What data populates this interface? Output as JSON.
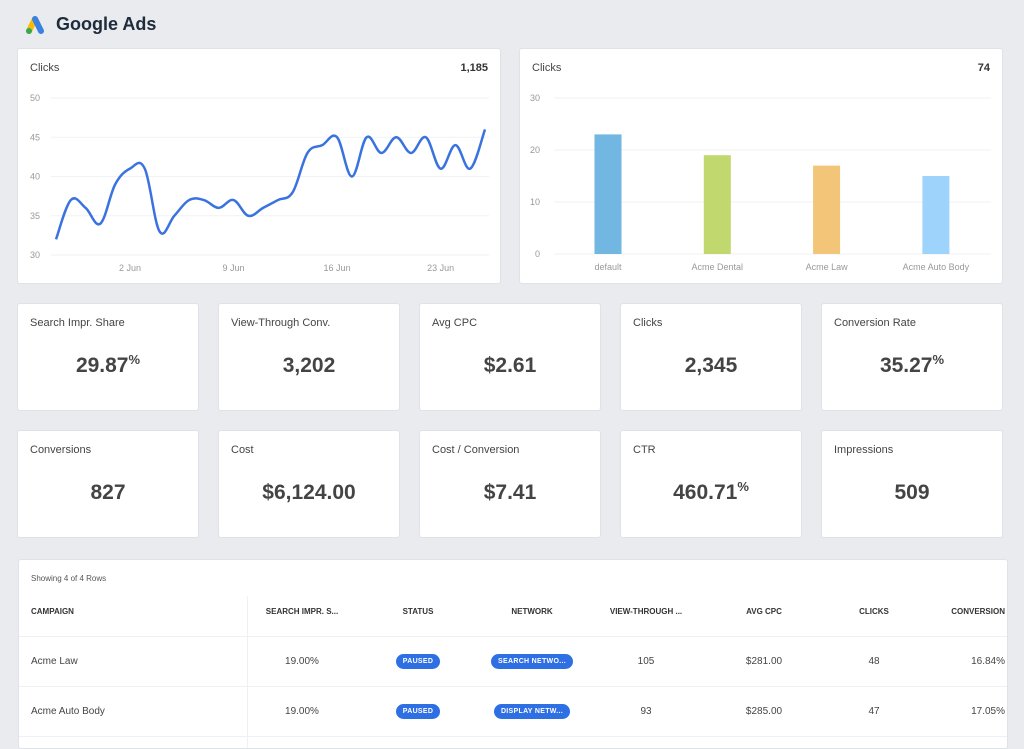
{
  "header": {
    "title": "Google Ads",
    "logo": "google-ads-logo"
  },
  "line_card": {
    "title": "Clicks",
    "total": "1,185"
  },
  "bar_card": {
    "title": "Clicks",
    "total": "74"
  },
  "chart_data": [
    {
      "type": "line",
      "title": "Clicks",
      "ylim": [
        30,
        50
      ],
      "yticks": [
        "30",
        "35",
        "40",
        "45",
        "50"
      ],
      "xticks": [
        {
          "label": "2 Jun",
          "index": 5
        },
        {
          "label": "9 Jun",
          "index": 12
        },
        {
          "label": "16 Jun",
          "index": 19
        },
        {
          "label": "23 Jun",
          "index": 26
        }
      ],
      "x_start": "28 May",
      "x_end": "26 Jun",
      "values": [
        32,
        37,
        36,
        34,
        39,
        41,
        41,
        33,
        35,
        37,
        37,
        36,
        37,
        35,
        36,
        37,
        38,
        43,
        44,
        45,
        40,
        45,
        43,
        45,
        43,
        45,
        41,
        44,
        41,
        46
      ],
      "color": "#3a73e0"
    },
    {
      "type": "bar",
      "title": "Clicks",
      "ylim": [
        0,
        30
      ],
      "yticks": [
        "0",
        "10",
        "20",
        "30"
      ],
      "categories": [
        "default",
        "Acme Dental",
        "Acme Law",
        "Acme Auto Body"
      ],
      "values": [
        23,
        19,
        17,
        15
      ],
      "colors": [
        "#72b6e2",
        "#c0d86e",
        "#f2c578",
        "#9ed3fb"
      ]
    }
  ],
  "kpis": [
    {
      "label": "Search Impr. Share",
      "value": "29.87",
      "suffix": "%"
    },
    {
      "label": "View-Through Conv.",
      "value": "3,202",
      "suffix": ""
    },
    {
      "label": "Avg CPC",
      "value": "$2.61",
      "suffix": ""
    },
    {
      "label": "Clicks",
      "value": "2,345",
      "suffix": ""
    },
    {
      "label": "Conversion Rate",
      "value": "35.27",
      "suffix": "%"
    },
    {
      "label": "Conversions",
      "value": "827",
      "suffix": ""
    },
    {
      "label": "Cost",
      "value": "$6,124.00",
      "suffix": ""
    },
    {
      "label": "Cost / Conversion",
      "value": "$7.41",
      "suffix": ""
    },
    {
      "label": "CTR",
      "value": "460.71",
      "suffix": "%"
    },
    {
      "label": "Impressions",
      "value": "509",
      "suffix": ""
    }
  ],
  "table": {
    "showing": "Showing 4 of 4 Rows",
    "columns": [
      "CAMPAIGN",
      "SEARCH IMPR. S...",
      "STATUS",
      "NETWORK",
      "VIEW-THROUGH ...",
      "AVG CPC",
      "CLICKS",
      "CONVERSION"
    ],
    "rows": [
      {
        "campaign": "Acme Law",
        "search_impr": "19.00%",
        "status": "PAUSED",
        "network": "SEARCH NETWO...",
        "view_through": "105",
        "avg_cpc": "$281.00",
        "clicks": "48",
        "conversion": "16.84%"
      },
      {
        "campaign": "Acme Auto Body",
        "search_impr": "19.00%",
        "status": "PAUSED",
        "network": "DISPLAY NETW...",
        "view_through": "93",
        "avg_cpc": "$285.00",
        "clicks": "47",
        "conversion": "17.05%"
      }
    ]
  }
}
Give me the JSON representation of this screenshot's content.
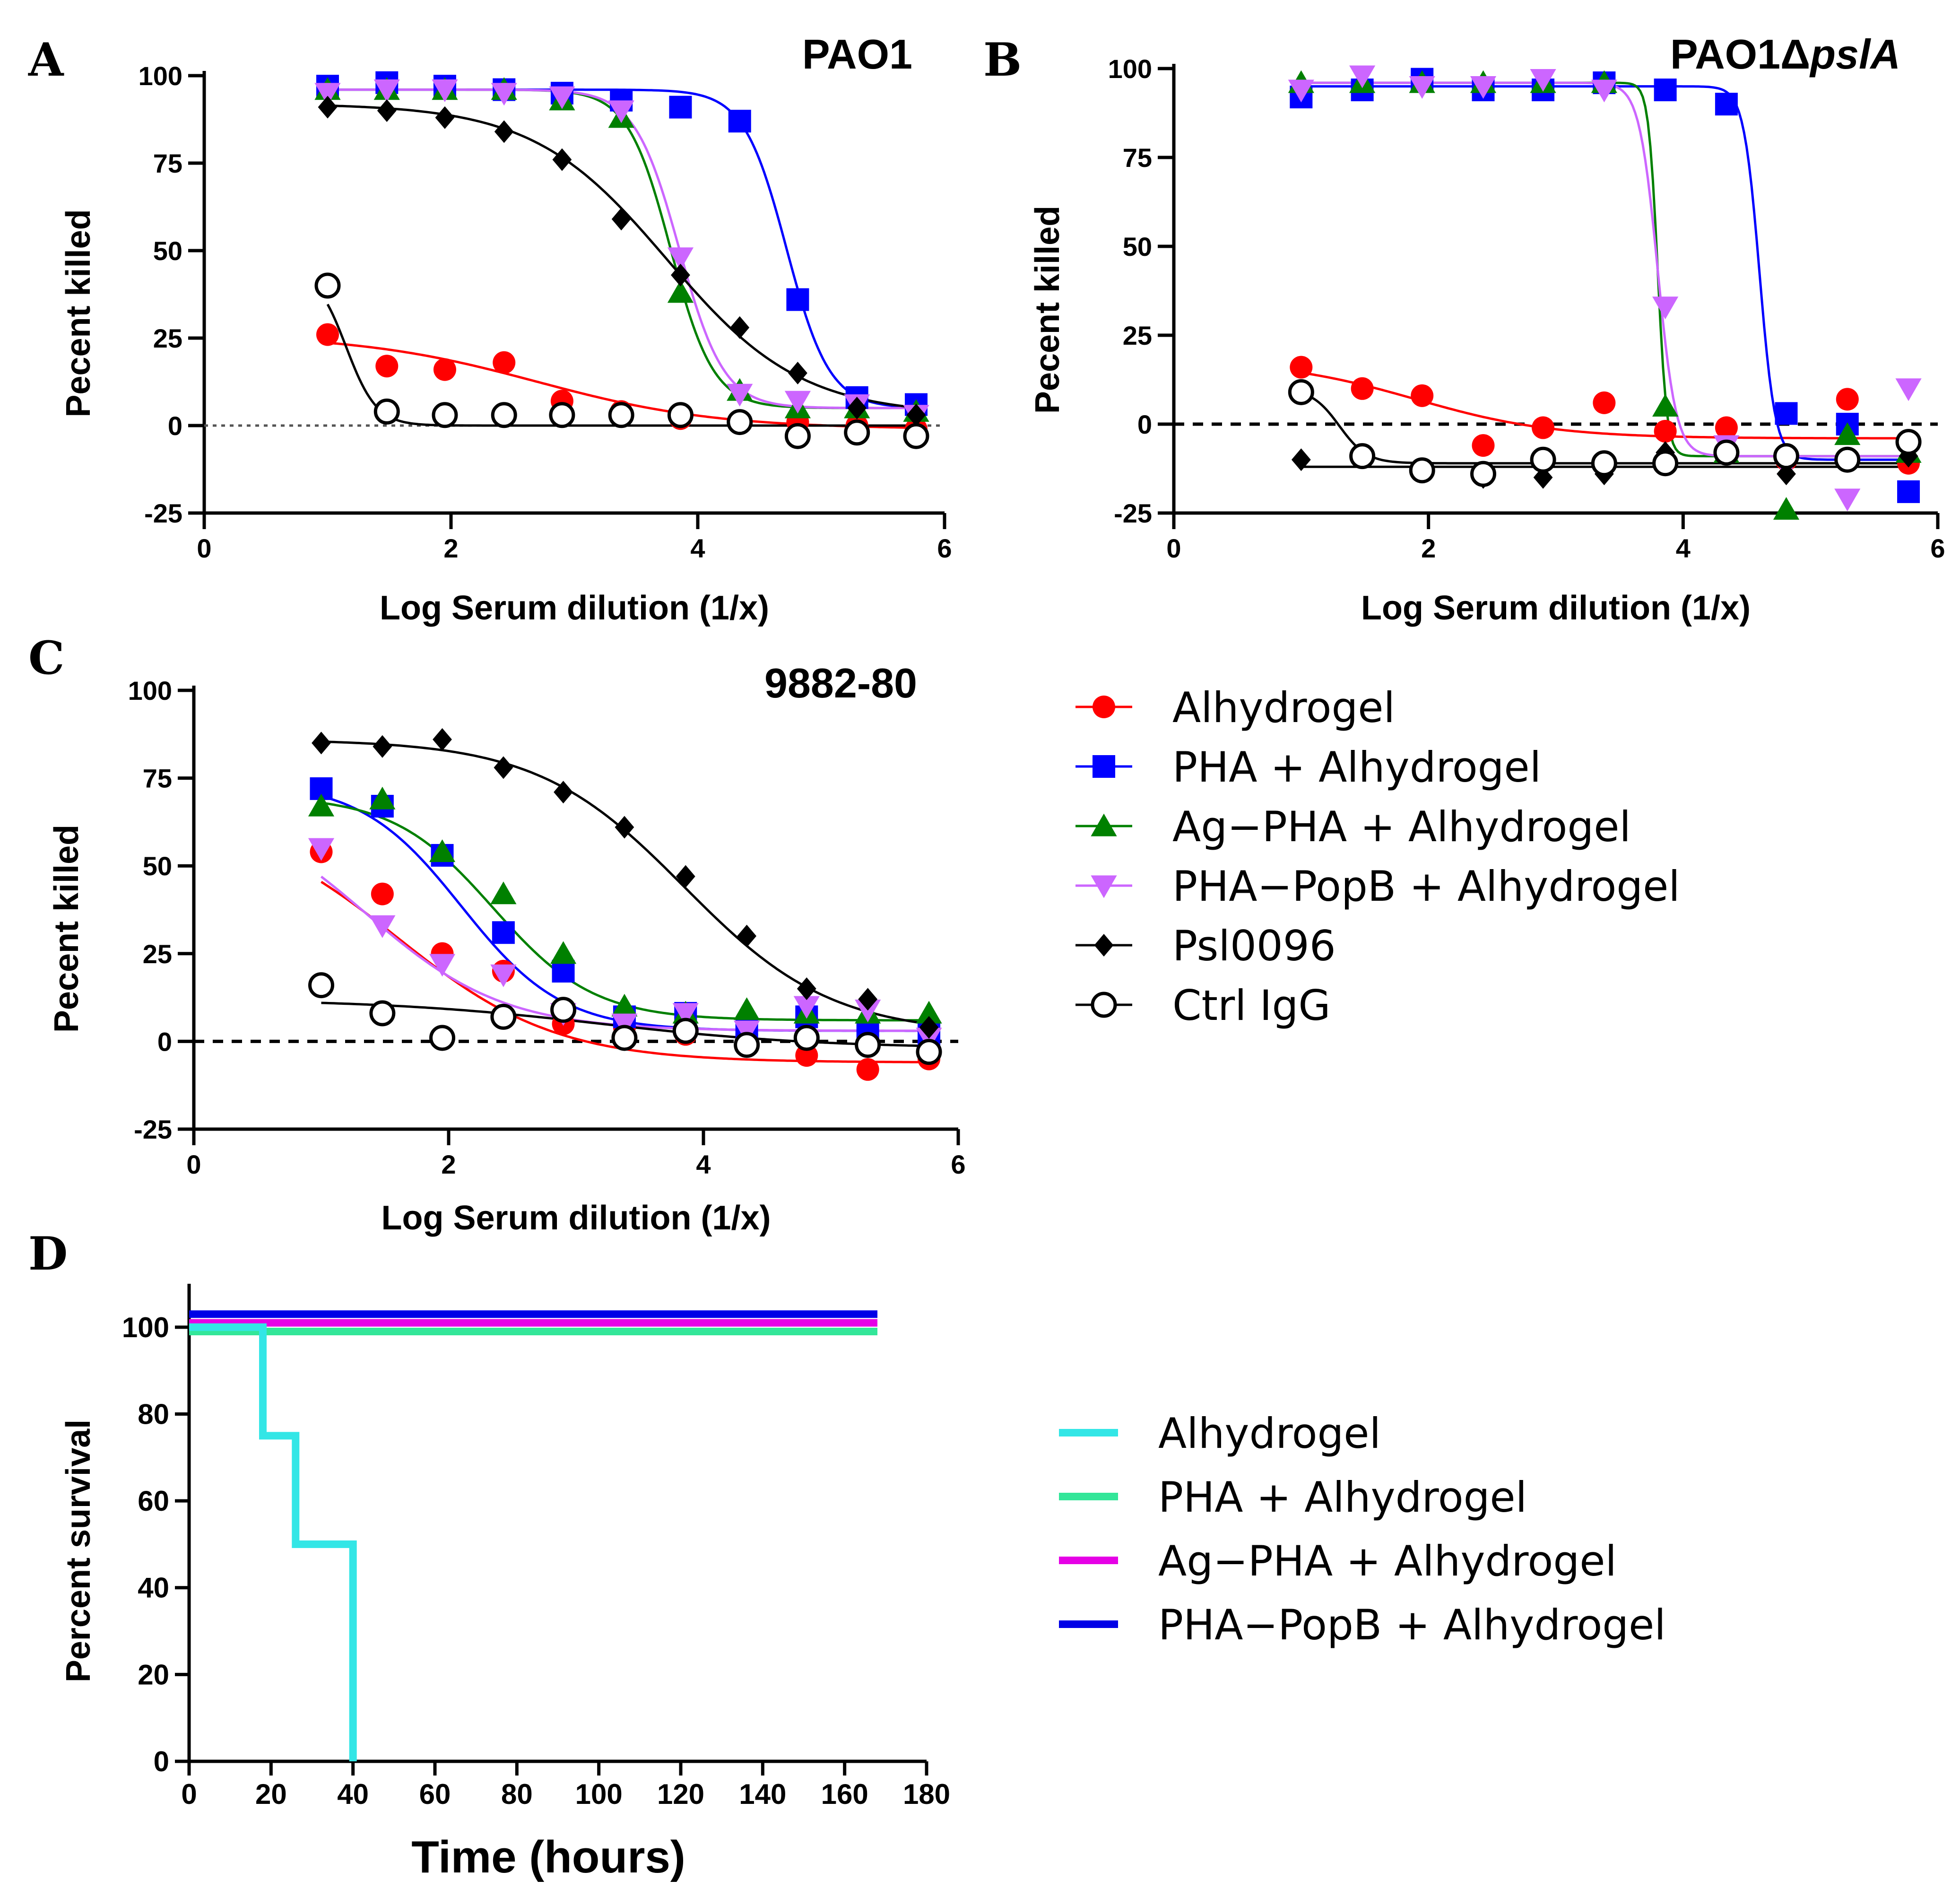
{
  "figure": {
    "legend_top": {
      "entries": [
        {
          "label": "Alhydrogel",
          "color": "#ff0000",
          "marker": "circle"
        },
        {
          "label": "PHA + Alhydrogel",
          "color": "#0000ff",
          "marker": "square"
        },
        {
          "label": "Ag−PHA + Alhydrogel",
          "color": "#008000",
          "marker": "triangle-up"
        },
        {
          "label": "PHA−PopB + Alhydrogel",
          "color": "#cc66ff",
          "marker": "triangle-down"
        },
        {
          "label": "Psl0096",
          "color": "#000000",
          "marker": "diamond"
        },
        {
          "label": "Ctrl IgG",
          "color": "#000000",
          "marker": "open-circle"
        }
      ]
    },
    "legend_bottom": {
      "entries": [
        {
          "label": "Alhydrogel",
          "color": "#33e6e6"
        },
        {
          "label": "PHA + Alhydrogel",
          "color": "#33e699"
        },
        {
          "label": "Ag−PHA + Alhydrogel",
          "color": "#e600e6"
        },
        {
          "label": "PHA−PopB + Alhydrogel",
          "color": "#0000e6"
        }
      ]
    }
  },
  "chart_data": [
    {
      "panel": "A",
      "type": "scatter",
      "title": "PAO1",
      "xlabel": "Log Serum dilution (1/x)",
      "ylabel": "Pecent killed",
      "xlim": [
        0,
        6
      ],
      "ylim": [
        -25,
        100
      ],
      "xticks": [
        0,
        2,
        4,
        6
      ],
      "yticks": [
        -25,
        0,
        25,
        50,
        75,
        100
      ],
      "zero_line": "dotted",
      "x": [
        1.0,
        1.48,
        1.95,
        2.43,
        2.9,
        3.38,
        3.86,
        4.34,
        4.81,
        5.29,
        5.77
      ],
      "series": [
        {
          "name": "Alhydrogel",
          "values": [
            26,
            17,
            16,
            18,
            7,
            4,
            2,
            1,
            1,
            0,
            -1
          ],
          "fit": {
            "top": 26,
            "bottom": -1,
            "ec50": 2.7,
            "hill": 0.6
          }
        },
        {
          "name": "PHA + Alhydrogel",
          "values": [
            97,
            98,
            97,
            96,
            95,
            93,
            91,
            87,
            36,
            8,
            6
          ],
          "fit": {
            "top": 96,
            "bottom": 5,
            "ec50": 4.72,
            "hill": 2.5
          }
        },
        {
          "name": "Ag−PHA + Alhydrogel",
          "values": [
            96,
            96,
            96,
            96,
            93,
            88,
            38,
            10,
            5,
            5,
            4
          ],
          "fit": {
            "top": 96,
            "bottom": 5,
            "ec50": 3.78,
            "hill": 2.5
          }
        },
        {
          "name": "PHA−PopB + Alhydrogel",
          "values": [
            95,
            96,
            96,
            95,
            94,
            90,
            48,
            9,
            7,
            6,
            3
          ],
          "fit": {
            "top": 96,
            "bottom": 5,
            "ec50": 3.85,
            "hill": 2.4
          }
        },
        {
          "name": "Psl0096",
          "values": [
            91,
            90,
            88,
            84,
            76,
            59,
            43,
            28,
            15,
            5,
            3
          ],
          "fit": {
            "top": 92,
            "bottom": 3,
            "ec50": 3.75,
            "hill": 0.8
          }
        },
        {
          "name": "Ctrl IgG",
          "values": [
            40,
            4,
            3,
            3,
            3,
            3,
            3,
            1,
            -3,
            -2,
            -3
          ],
          "fit": {
            "top": 45,
            "bottom": 0,
            "ec50": 1.15,
            "hill": 3.5
          }
        }
      ]
    },
    {
      "panel": "B",
      "type": "scatter",
      "title": "PAO1Δ",
      "title_italic": "pslA",
      "xlabel": "Log Serum dilution (1/x)",
      "ylabel": "Pecent killed",
      "xlim": [
        0,
        6
      ],
      "ylim": [
        -25,
        100
      ],
      "xticks": [
        0,
        2,
        4,
        6
      ],
      "yticks": [
        -25,
        0,
        25,
        50,
        75,
        100
      ],
      "zero_line": "dashed",
      "x": [
        1.0,
        1.48,
        1.95,
        2.43,
        2.9,
        3.38,
        3.86,
        4.34,
        4.81,
        5.29,
        5.77
      ],
      "series": [
        {
          "name": "Alhydrogel",
          "values": [
            16,
            10,
            8,
            -6,
            -1,
            6,
            -2,
            -1,
            -10,
            7,
            -11
          ],
          "fit": {
            "top": 18,
            "bottom": -4,
            "ec50": 1.9,
            "hill": 0.8
          }
        },
        {
          "name": "PHA + Alhydrogel",
          "values": [
            92,
            94,
            97,
            94,
            94,
            96,
            94,
            90,
            3,
            0,
            -19
          ],
          "fit": {
            "top": 95,
            "bottom": -10,
            "ec50": 4.6,
            "hill": 7
          }
        },
        {
          "name": "Ag−PHA + Alhydrogel",
          "values": [
            96,
            96,
            96,
            96,
            96,
            96,
            5,
            -8,
            -24,
            -3,
            -8
          ],
          "fit": {
            "top": 96,
            "bottom": -9,
            "ec50": 3.8,
            "hill": 12
          }
        },
        {
          "name": "PHA−PopB + Alhydrogel",
          "values": [
            94,
            98,
            95,
            95,
            97,
            94,
            33,
            -6,
            -12,
            -21,
            10
          ],
          "fit": {
            "top": 96,
            "bottom": -9,
            "ec50": 3.8,
            "hill": 6
          }
        },
        {
          "name": "Psl0096",
          "values": [
            -10,
            -9,
            -13,
            -15,
            -15,
            -14,
            -8,
            -8,
            -14,
            -10,
            -9
          ],
          "fit": {
            "top": -12,
            "bottom": -12,
            "ec50": 3,
            "hill": 1
          }
        },
        {
          "name": "Ctrl IgG",
          "values": [
            9,
            -9,
            -13,
            -14,
            -10,
            -11,
            -11,
            -8,
            -9,
            -10,
            -5
          ],
          "fit": {
            "top": 10,
            "bottom": -11,
            "ec50": 1.3,
            "hill": 4
          }
        }
      ]
    },
    {
      "panel": "C",
      "type": "scatter",
      "title": "9882-80",
      "xlabel": "Log Serum dilution (1/x)",
      "ylabel": "Pecent killed",
      "xlim": [
        0,
        6
      ],
      "ylim": [
        -25,
        100
      ],
      "xticks": [
        0,
        2,
        4,
        6
      ],
      "yticks": [
        -25,
        0,
        25,
        50,
        75,
        100
      ],
      "zero_line": "dashed",
      "x": [
        1.0,
        1.48,
        1.95,
        2.43,
        2.9,
        3.38,
        3.86,
        4.34,
        4.81,
        5.29,
        5.77
      ],
      "series": [
        {
          "name": "Alhydrogel",
          "values": [
            54,
            42,
            25,
            20,
            5,
            4,
            2,
            2,
            -4,
            -8,
            -5
          ],
          "fit": {
            "top": 65,
            "bottom": -6,
            "ec50": 1.6,
            "hill": 0.7
          }
        },
        {
          "name": "PHA + Alhydrogel",
          "values": [
            72,
            67,
            53,
            31,
            20,
            7,
            8,
            3,
            7,
            2,
            2
          ],
          "fit": {
            "top": 74,
            "bottom": 3,
            "ec50": 2.1,
            "hill": 1.1
          }
        },
        {
          "name": "Ag−PHA + Alhydrogel",
          "values": [
            67,
            69,
            54,
            42,
            25,
            10,
            8,
            9,
            8,
            8,
            8
          ],
          "fit": {
            "top": 70,
            "bottom": 6,
            "ec50": 2.35,
            "hill": 1.1
          }
        },
        {
          "name": "PHA−PopB + Alhydrogel",
          "values": [
            55,
            33,
            22,
            19,
            8,
            5,
            8,
            3,
            10,
            9,
            1
          ],
          "fit": {
            "top": 70,
            "bottom": 3,
            "ec50": 1.35,
            "hill": 0.8
          }
        },
        {
          "name": "Psl0096",
          "values": [
            85,
            84,
            86,
            78,
            71,
            61,
            47,
            30,
            15,
            12,
            4
          ],
          "fit": {
            "top": 86,
            "bottom": 2,
            "ec50": 3.85,
            "hill": 0.75
          }
        },
        {
          "name": "Ctrl IgG",
          "values": [
            16,
            8,
            1,
            7,
            9,
            1,
            3,
            -1,
            1,
            -1,
            -3
          ],
          "fit": {
            "top": 12,
            "bottom": -2,
            "ec50": 3.2,
            "hill": 0.5
          }
        }
      ]
    },
    {
      "panel": "D",
      "type": "line",
      "title": "",
      "xlabel": "Time (hours)",
      "ylabel": "Percent survival",
      "xlim": [
        0,
        180
      ],
      "ylim": [
        0,
        110
      ],
      "xticks": [
        0,
        20,
        40,
        60,
        80,
        100,
        120,
        140,
        160,
        180
      ],
      "yticks": [
        0,
        20,
        40,
        60,
        80,
        100
      ],
      "series": [
        {
          "name": "Alhydrogel",
          "steps": [
            [
              0,
              100
            ],
            [
              18,
              100
            ],
            [
              18,
              75
            ],
            [
              26,
              75
            ],
            [
              26,
              50
            ],
            [
              40,
              50
            ],
            [
              40,
              0
            ]
          ]
        },
        {
          "name": "PHA + Alhydrogel",
          "steps": [
            [
              0,
              99
            ],
            [
              168,
              99
            ]
          ]
        },
        {
          "name": "Ag−PHA + Alhydrogel",
          "steps": [
            [
              0,
              101
            ],
            [
              168,
              101
            ]
          ]
        },
        {
          "name": "PHA−PopB + Alhydrogel",
          "steps": [
            [
              0,
              103
            ],
            [
              168,
              103
            ]
          ]
        }
      ]
    }
  ]
}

= = = = = = =

- _Request_
Copy every line of the data that holds the string "Auto".

- _In response_
        "Acme Auto Body"
        "campaign": "Acme Auto Body",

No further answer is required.